▶ **What you need to do**
Pictures do not belong in the copy. Return all of the entries exactly.

Records from a data source:
=====
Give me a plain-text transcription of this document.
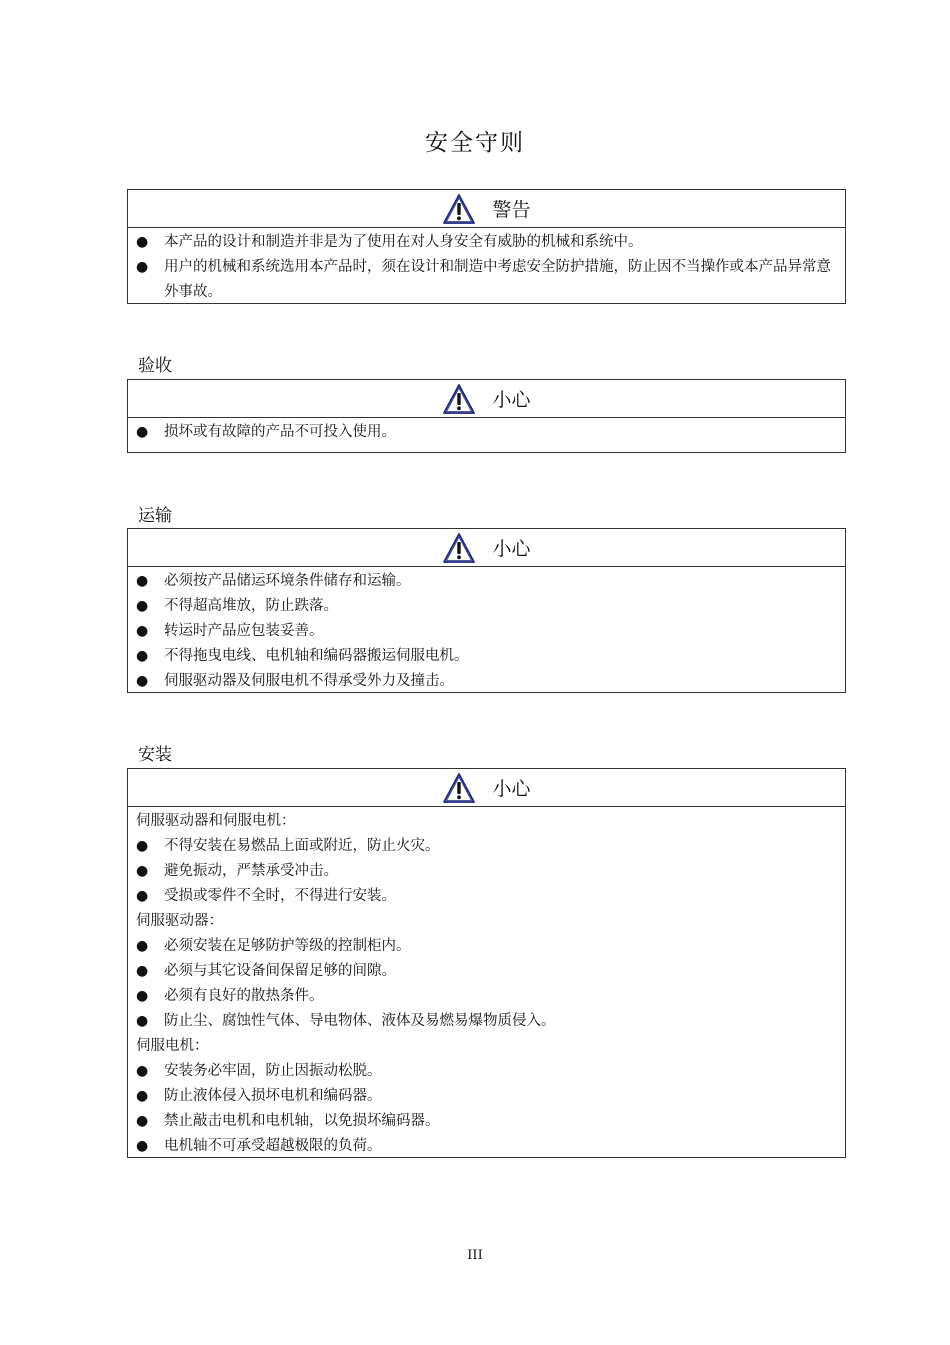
安全守则
警告
●	本产品的设计和制造并非是为了使用在对人身安全有威胁的机械和系统中。
●	用户的机械和系统选用本产品时，须在设计和制造中考虑安全防护措施，防止因不当操作或本产品异常意外事故。
验收
小心
●	损坏或有故障的产品不可投入使用。
运输
小心
●	必须按产品储运环境条件储存和运输。
●	不得超高堆放，防止跌落。
●	转运时产品应包装妥善。
●	不得拖曳电线、电机轴和编码器搬运伺服电机。
●	伺服驱动器及伺服电机不得承受外力及撞击。
安装
小心
伺服驱动器和伺服电机：
●	不得安装在易燃品上面或附近，防止火灾。
●	避免振动，严禁承受冲击。
●	受损或零件不全时，不得进行安装。
伺服驱动器：
●	必须安装在足够防护等级的控制柜内。
●	必须与其它设备间保留足够的间隙。
●	必须有良好的散热条件。
●	防止尘、腐蚀性气体、导电物体、液体及易燃易爆物质侵入。
伺服电机：
●	安装务必牢固，防止因振动松脱。
●	防止液体侵入损坏电机和编码器。
●	禁止敲击电机和电机轴，以免损坏编码器。
●	电机轴不可承受超越极限的负荷。
III
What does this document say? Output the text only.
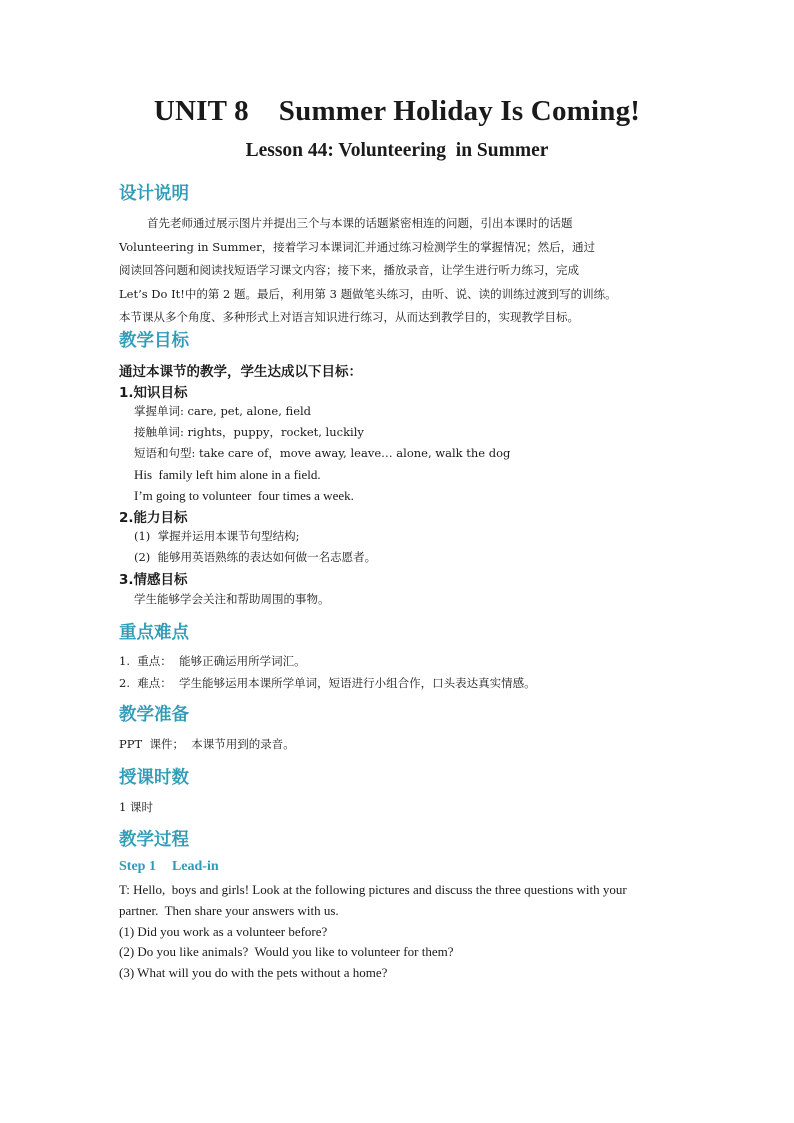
UNIT 8 Summer Holiday Is Coming!
Lesson 44: Volunteering  in Summer
设计说明
首先老师通过展示图片并提出三个与本课的话题紧密相连的问题，引出本课时的话题
Volunteering in Summer，接着学习本课词汇并通过练习检测学生的掌握情况；然后，通过
阅读回答问题和阅读找短语学习课文内容；接下来，播放录音，让学生进行听力练习，完成
Let’s Do It!中的第 2 题。最后，利用第 3 题做笔头练习，由听、说、读的训练过渡到写的训练。
本节课从多个角度、多种形式上对语言知识进行练习，从而达到教学目的，实现教学目标。
教学目标
通过本课节的教学，学生达成以下目标：
1.知识目标
掌握单词: care, pet, alone, field
接触单词: rights，puppy，rocket, luckily
短语和句型: take care of，move away, leave… alone, walk the dog
His  family left him alone in a field.
I’m going to volunteer  four times a week.
2.能力目标
(1)  掌握并运用本课节句型结构;
(2)  能够用英语熟练的表达如何做一名志愿者。
3.情感目标
学生能够学会关注和帮助周围的事物。
重点难点
1.  重点：  能够正确运用所学词汇。
2.  难点：  学生能够运用本课所学单词，短语进行小组合作，口头表达真实情感。
教学准备
PPT  课件；  本课节用到的录音。
授课时数
1 课时
教学过程
Step 1 Lead-in
T: Hello,  boys and girls! Look at the following pictures and discuss the three questions with your
partner.  Then share your answers with us.
(1) Did you work as a volunteer before?
(2) Do you like animals?  Would you like to volunteer for them?
(3) What will you do with the pets without a home?
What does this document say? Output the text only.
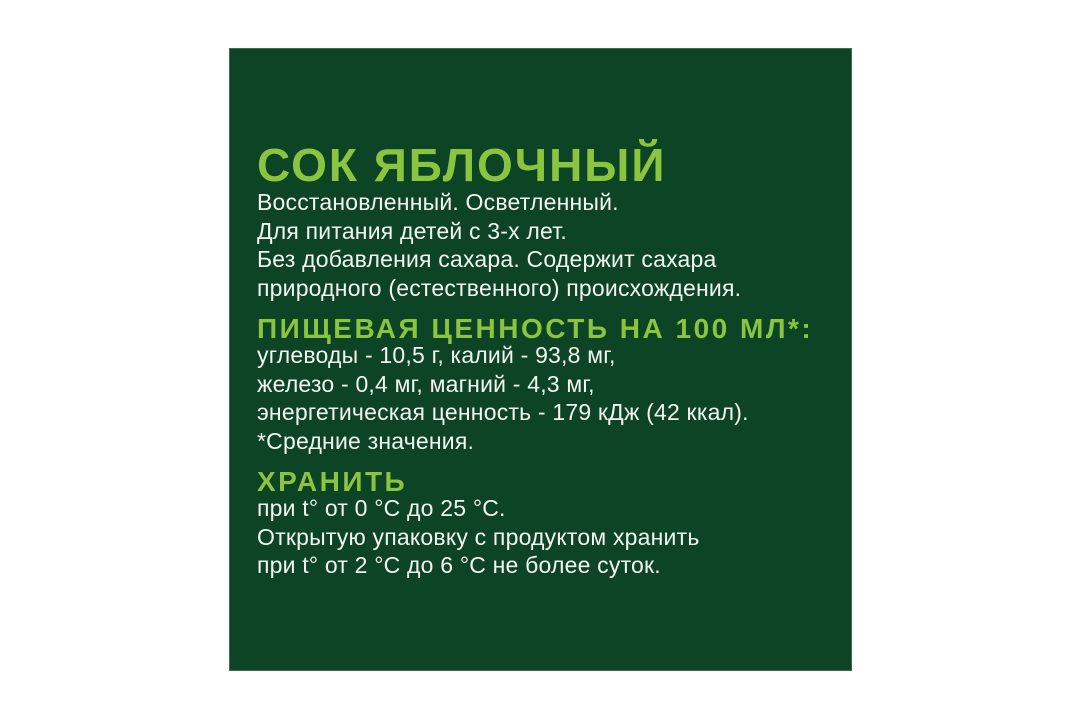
СОК ЯБЛОЧНЫЙ
Восстановленный. Осветленный.
Для питания детей с 3-х лет.
Без добавления сахара. Содержит сахара
природного (естественного) происхождения.
ПИЩЕВАЯ ЦЕННОСТЬ НА 100 МЛ*:
углеводы - 10,5 г, калий - 93,8 мг,
железо - 0,4 мг, магний - 4,3 мг,
энергетическая ценность - 179 кДж (42 ккал).
*Средние значения.
ХРАНИТЬ
при t° от 0 °С до 25 °С.
Открытую упаковку с продуктом хранить
при t° от 2 °С до 6 °С не более суток.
=====
▶ **Right answer**
Give me a plain-text transcription of this document.
安全守则
警告
●	本产品的设计和制造并非是为了使用在对人身安全有威胁的机械和系统中。
●	用户的机械和系统选用本产品时，须在设计和制造中考虑安全防护措施，防止因不当操作或本产品异常意外事故。
验收
小心
●	损坏或有故障的产品不可投入使用。
运输
小心
●	必须按产品储运环境条件储存和运输。
●	不得超高堆放，防止跌落。
●	转运时产品应包装妥善。
●	不得拖曳电线、电机轴和编码器搬运伺服电机。
●	伺服驱动器及伺服电机不得承受外力及撞击。
安装
小心
伺服驱动器和伺服电机：
●	不得安装在易燃品上面或附近，防止火灾。
●	避免振动，严禁承受冲击。
●	受损或零件不全时，不得进行安装。
伺服驱动器：
●	必须安装在足够防护等级的控制柜内。
●	必须与其它设备间保留足够的间隙。
●	必须有良好的散热条件。
●	防止尘、腐蚀性气体、导电物体、液体及易燃易爆物质侵入。
伺服电机：
●	安装务必牢固，防止因振动松脱。
●	防止液体侵入损坏电机和编码器。
●	禁止敲击电机和电机轴，以免损坏编码器。
●	电机轴不可承受超越极限的负荷。
III
What does this document say? Output the text only.
UNIT 8 Summer Holiday Is Coming!
Lesson 44: Volunteering  in Summer
设计说明
首先老师通过展示图片并提出三个与本课的话题紧密相连的问题，引出本课时的话题
Volunteering in Summer，接着学习本课词汇并通过练习检测学生的掌握情况；然后，通过
阅读回答问题和阅读找短语学习课文内容；接下来，播放录音，让学生进行听力练习，完成
Let’s Do It!中的第 2 题。最后，利用第 3 题做笔头练习，由听、说、读的训练过渡到写的训练。
本节课从多个角度、多种形式上对语言知识进行练习，从而达到教学目的，实现教学目标。
教学目标
通过本课节的教学，学生达成以下目标：
1.知识目标
掌握单词: care, pet, alone, field
接触单词: rights，puppy，rocket, luckily
短语和句型: take care of，move away, leave… alone, walk the dog
His  family left him alone in a field.
I’m going to volunteer  four times a week.
2.能力目标
(1)  掌握并运用本课节句型结构;
(2)  能够用英语熟练的表达如何做一名志愿者。
3.情感目标
学生能够学会关注和帮助周围的事物。
重点难点
1.  重点：  能够正确运用所学词汇。
2.  难点：  学生能够运用本课所学单词，短语进行小组合作，口头表达真实情感。
教学准备
PPT  课件；  本课节用到的录音。
授课时数
1 课时
教学过程
Step 1 Lead-in
T: Hello,  boys and girls! Look at the following pictures and discuss the three questions with your
partner.  Then share your answers with us.
(1) Did you work as a volunteer before?
(2) Do you like animals?  Would you like to volunteer for them?
(3) What will you do with the pets without a home?
What does this document say? Output the text only.
СОК ЯБЛОЧНЫЙ
Восстановленный. Осветленный.
Для питания детей с 3-х лет.
Без добавления сахара. Содержит сахара
природного (естественного) происхождения.
ПИЩЕВАЯ ЦЕННОСТЬ НА 100 МЛ*:
углеводы - 10,5 г, калий - 93,8 мг,
железо - 0,4 мг, магний - 4,3 мг,
энергетическая ценность - 179 кДж (42 ккал).
*Средние значения.
ХРАНИТЬ
при t° от 0 °С до 25 °С.
Открытую упаковку с продуктом хранить
при t° от 2 °С до 6 °С не более суток.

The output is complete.